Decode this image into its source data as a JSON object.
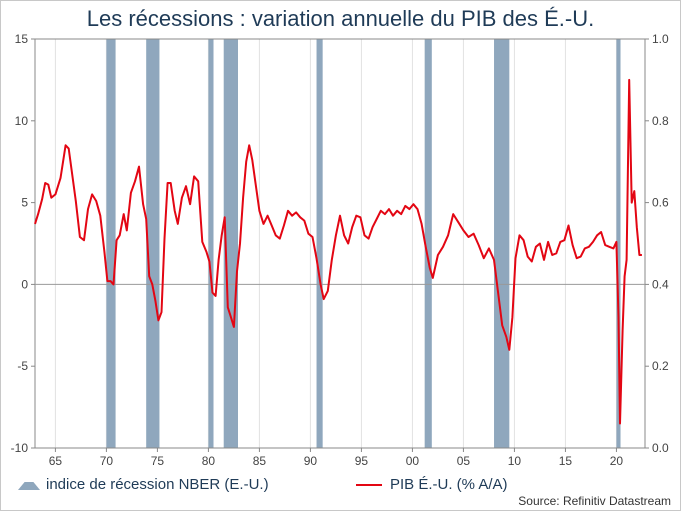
{
  "title": "Les récessions : variation annuelle du PIB des É.-U.",
  "legend": {
    "recession": "indice de récession NBER (E.-U.)",
    "gdp": "PIB É.-U. (% A/A)"
  },
  "source": "Source: Refinitiv Datastream",
  "colors": {
    "gdp_line": "#e30613",
    "recession_band": "#8fa7bd",
    "zero_line": "#999999"
  },
  "chart_data": {
    "type": "line",
    "title": "Les récessions : variation annuelle du PIB des É.-U.",
    "x_range": [
      1963,
      2022.8
    ],
    "y_left": {
      "min": -10,
      "max": 15,
      "ticks": [
        -10,
        -5,
        0,
        5,
        10,
        15
      ],
      "tick_labels": [
        "-10",
        "-5",
        "0",
        "5",
        "10",
        "15"
      ]
    },
    "y_right": {
      "min": 0.0,
      "max": 1.0,
      "ticks": [
        0.0,
        0.2,
        0.4,
        0.6,
        0.8,
        1.0
      ],
      "tick_labels": [
        "0.0",
        "0.2",
        "0.4",
        "0.6",
        "0.8",
        "1.0"
      ]
    },
    "x_ticks": [
      1965,
      1970,
      1975,
      1980,
      1985,
      1990,
      1995,
      2000,
      2005,
      2010,
      2015,
      2020
    ],
    "x_tick_labels": [
      "65",
      "70",
      "75",
      "80",
      "85",
      "90",
      "95",
      "00",
      "05",
      "10",
      "15",
      "20"
    ],
    "grid": "vertical",
    "legend_position": "bottom",
    "recessions": [
      {
        "start": 1970.0,
        "end": 1970.9
      },
      {
        "start": 1973.9,
        "end": 1975.2
      },
      {
        "start": 1980.0,
        "end": 1980.5
      },
      {
        "start": 1981.5,
        "end": 1982.9
      },
      {
        "start": 1990.6,
        "end": 1991.2
      },
      {
        "start": 2001.2,
        "end": 2001.9
      },
      {
        "start": 2008.0,
        "end": 2009.5
      },
      {
        "start": 2020.0,
        "end": 2020.4
      }
    ],
    "series": [
      {
        "name": "PIB É.-U. (% A/A)",
        "x": [
          1963.0,
          1963.3,
          1963.7,
          1964.0,
          1964.3,
          1964.6,
          1965.0,
          1965.5,
          1966.0,
          1966.3,
          1966.7,
          1967.0,
          1967.4,
          1967.8,
          1968.2,
          1968.6,
          1969.0,
          1969.4,
          1969.8,
          1970.1,
          1970.4,
          1970.7,
          1971.0,
          1971.3,
          1971.7,
          1972.0,
          1972.4,
          1972.8,
          1973.2,
          1973.6,
          1973.9,
          1974.2,
          1974.5,
          1974.8,
          1975.1,
          1975.4,
          1975.7,
          1976.0,
          1976.3,
          1976.7,
          1977.0,
          1977.4,
          1977.8,
          1978.2,
          1978.6,
          1979.0,
          1979.4,
          1979.8,
          1980.1,
          1980.4,
          1980.7,
          1981.0,
          1981.3,
          1981.6,
          1981.9,
          1982.2,
          1982.5,
          1982.8,
          1983.1,
          1983.4,
          1983.7,
          1984.0,
          1984.3,
          1984.7,
          1985.0,
          1985.4,
          1985.8,
          1986.2,
          1986.6,
          1987.0,
          1987.4,
          1987.8,
          1988.2,
          1988.6,
          1989.0,
          1989.4,
          1989.8,
          1990.2,
          1990.6,
          1991.0,
          1991.3,
          1991.7,
          1992.1,
          1992.5,
          1992.9,
          1993.3,
          1993.7,
          1994.1,
          1994.5,
          1994.9,
          1995.3,
          1995.7,
          1996.1,
          1996.5,
          1996.9,
          1997.3,
          1997.7,
          1998.1,
          1998.5,
          1998.9,
          1999.3,
          1999.7,
          2000.1,
          2000.5,
          2000.9,
          2001.3,
          2001.7,
          2002.0,
          2002.5,
          2003.0,
          2003.5,
          2004.0,
          2004.5,
          2005.0,
          2005.5,
          2006.0,
          2006.5,
          2007.0,
          2007.5,
          2008.0,
          2008.4,
          2008.8,
          2009.2,
          2009.5,
          2009.8,
          2010.1,
          2010.5,
          2010.9,
          2011.3,
          2011.7,
          2012.1,
          2012.5,
          2012.9,
          2013.3,
          2013.7,
          2014.1,
          2014.5,
          2014.9,
          2015.3,
          2015.7,
          2016.1,
          2016.5,
          2016.9,
          2017.3,
          2017.7,
          2018.1,
          2018.5,
          2018.9,
          2019.3,
          2019.7,
          2020.0,
          2020.2,
          2020.35,
          2020.6,
          2020.8,
          2021.0,
          2021.25,
          2021.5,
          2021.75,
          2022.0,
          2022.25,
          2022.5
        ],
        "values": [
          3.7,
          4.3,
          5.2,
          6.2,
          6.1,
          5.3,
          5.5,
          6.5,
          8.5,
          8.3,
          6.5,
          5.1,
          2.9,
          2.7,
          4.6,
          5.5,
          5.1,
          4.2,
          2.0,
          0.2,
          0.2,
          0.0,
          2.7,
          3.0,
          4.3,
          3.3,
          5.6,
          6.3,
          7.2,
          4.9,
          4.0,
          0.5,
          0.0,
          -1.0,
          -2.2,
          -1.7,
          2.8,
          6.2,
          6.2,
          4.5,
          3.7,
          5.3,
          6.0,
          4.9,
          6.6,
          6.3,
          2.6,
          2.0,
          1.4,
          -0.5,
          -0.7,
          1.5,
          3.0,
          4.1,
          -1.4,
          -2.0,
          -2.6,
          0.8,
          2.5,
          5.3,
          7.5,
          8.5,
          7.6,
          5.8,
          4.5,
          3.7,
          4.2,
          3.6,
          3.0,
          2.8,
          3.6,
          4.5,
          4.2,
          4.4,
          4.1,
          3.9,
          3.1,
          2.9,
          1.6,
          0.0,
          -0.9,
          -0.4,
          1.5,
          3.0,
          4.2,
          3.0,
          2.5,
          3.5,
          4.2,
          4.1,
          3.0,
          2.8,
          3.5,
          4.0,
          4.5,
          4.3,
          4.6,
          4.2,
          4.5,
          4.3,
          4.8,
          4.6,
          4.9,
          4.6,
          3.7,
          2.3,
          1.0,
          0.4,
          1.8,
          2.3,
          3.0,
          4.3,
          3.8,
          3.3,
          2.9,
          3.1,
          2.4,
          1.6,
          2.2,
          1.5,
          -0.5,
          -2.5,
          -3.2,
          -4.0,
          -2.0,
          1.6,
          3.0,
          2.7,
          1.7,
          1.4,
          2.3,
          2.5,
          1.5,
          2.6,
          1.8,
          1.9,
          2.6,
          2.7,
          3.6,
          2.4,
          1.6,
          1.7,
          2.2,
          2.3,
          2.6,
          3.0,
          3.2,
          2.4,
          2.3,
          2.2,
          2.6,
          -2.0,
          -8.5,
          -2.8,
          0.5,
          1.5,
          12.5,
          5.0,
          5.7,
          3.5,
          1.8,
          1.8
        ]
      }
    ]
  }
}
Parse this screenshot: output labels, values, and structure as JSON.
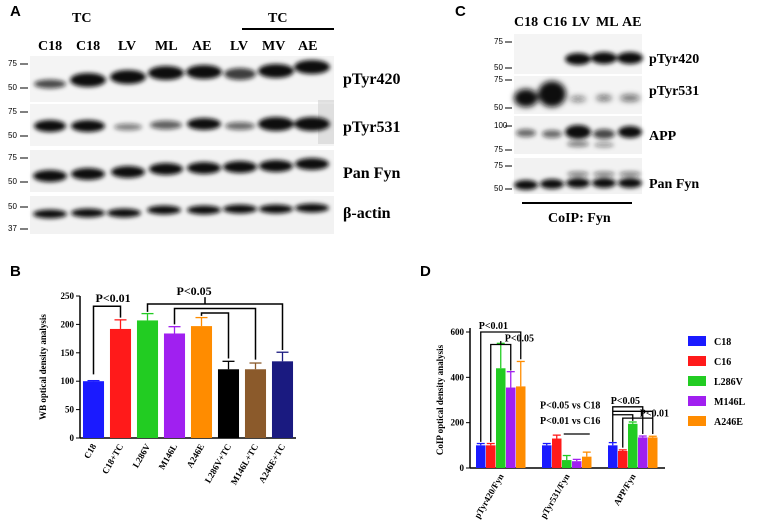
{
  "panels": {
    "a": "A",
    "b": "B",
    "c": "C",
    "d": "D"
  },
  "blotA": {
    "group_label_1": "TC",
    "group_label_2": "TC",
    "lanes": [
      "C18",
      "C18",
      "LV",
      "ML",
      "AE",
      "LV",
      "MV",
      "AE"
    ],
    "rows": [
      {
        "label": "pTyr420",
        "markers": [
          "75",
          "50"
        ]
      },
      {
        "label": "pTyr531",
        "markers": [
          "75",
          "50"
        ]
      },
      {
        "label": "Pan Fyn",
        "markers": [
          "75",
          "50"
        ]
      },
      {
        "label": "β-actin",
        "markers": [
          "50",
          "37"
        ]
      }
    ]
  },
  "blotC": {
    "lanes": [
      "C18",
      "C16",
      "LV",
      "ML",
      "AE"
    ],
    "rows": [
      {
        "label": "pTyr420",
        "markers": [
          "75",
          "50"
        ]
      },
      {
        "label": "pTyr531",
        "markers": [
          "75",
          "50"
        ]
      },
      {
        "label": "APP",
        "markers": [
          "100",
          "75"
        ]
      },
      {
        "label": "Pan Fyn",
        "markers": [
          "75",
          "50"
        ]
      }
    ],
    "footer": "CoIP: Fyn"
  },
  "chart_data": [
    {
      "type": "bar",
      "categories": [
        "C18",
        "C18+TC",
        "L286V",
        "M146L",
        "A246E",
        "L286V+TC",
        "M146L+TC",
        "A246E+TC"
      ],
      "values": [
        100,
        192,
        207,
        184,
        197,
        121,
        121,
        135
      ],
      "errors": [
        1,
        16,
        12,
        12,
        15,
        14,
        11,
        16
      ],
      "colors": [
        "#1a1aff",
        "#ff1a1a",
        "#22cc22",
        "#a020f0",
        "#ff8c00",
        "#000000",
        "#8b5a2b",
        "#1a1a80"
      ],
      "ylabel": "WB optical density analysis",
      "ylim": [
        0,
        250
      ],
      "yticks": [
        0,
        50,
        100,
        150,
        200,
        250
      ],
      "annotations": [
        "P<0.01",
        "P<0.05"
      ]
    },
    {
      "type": "bar",
      "categories": [
        "pTyr420/Fyn",
        "pTyr531/Fyn",
        "APP/Fyn"
      ],
      "series": [
        {
          "name": "C18",
          "color": "#1a1aff",
          "values": [
            100,
            100,
            100
          ],
          "errors": [
            8,
            8,
            12
          ]
        },
        {
          "name": "C16",
          "color": "#ff1a1a",
          "values": [
            100,
            130,
            75
          ],
          "errors": [
            8,
            15,
            5
          ]
        },
        {
          "name": "L286V",
          "color": "#22cc22",
          "values": [
            440,
            35,
            195
          ],
          "errors": [
            110,
            20,
            8
          ]
        },
        {
          "name": "M146L",
          "color": "#a020f0",
          "values": [
            355,
            30,
            135
          ],
          "errors": [
            70,
            8,
            6
          ]
        },
        {
          "name": "A246E",
          "color": "#ff8c00",
          "values": [
            360,
            50,
            135
          ],
          "errors": [
            110,
            20,
            5
          ]
        }
      ],
      "ylabel": "CoIP optical density analysis",
      "ylim": [
        0,
        600
      ],
      "yticks": [
        0,
        200,
        400,
        600
      ],
      "annotations": [
        "P<0.01",
        "P<0.05",
        "P<0.05 vs C18",
        "P<0.01 vs C16",
        "P<0.05",
        "P<0.01"
      ]
    }
  ]
}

Required work
Write out every line of the preceding listing that contains "density".

Response to the exercise
      "ylabel": "WB optical density analysis",
      "ylabel": "CoIP optical density analysis",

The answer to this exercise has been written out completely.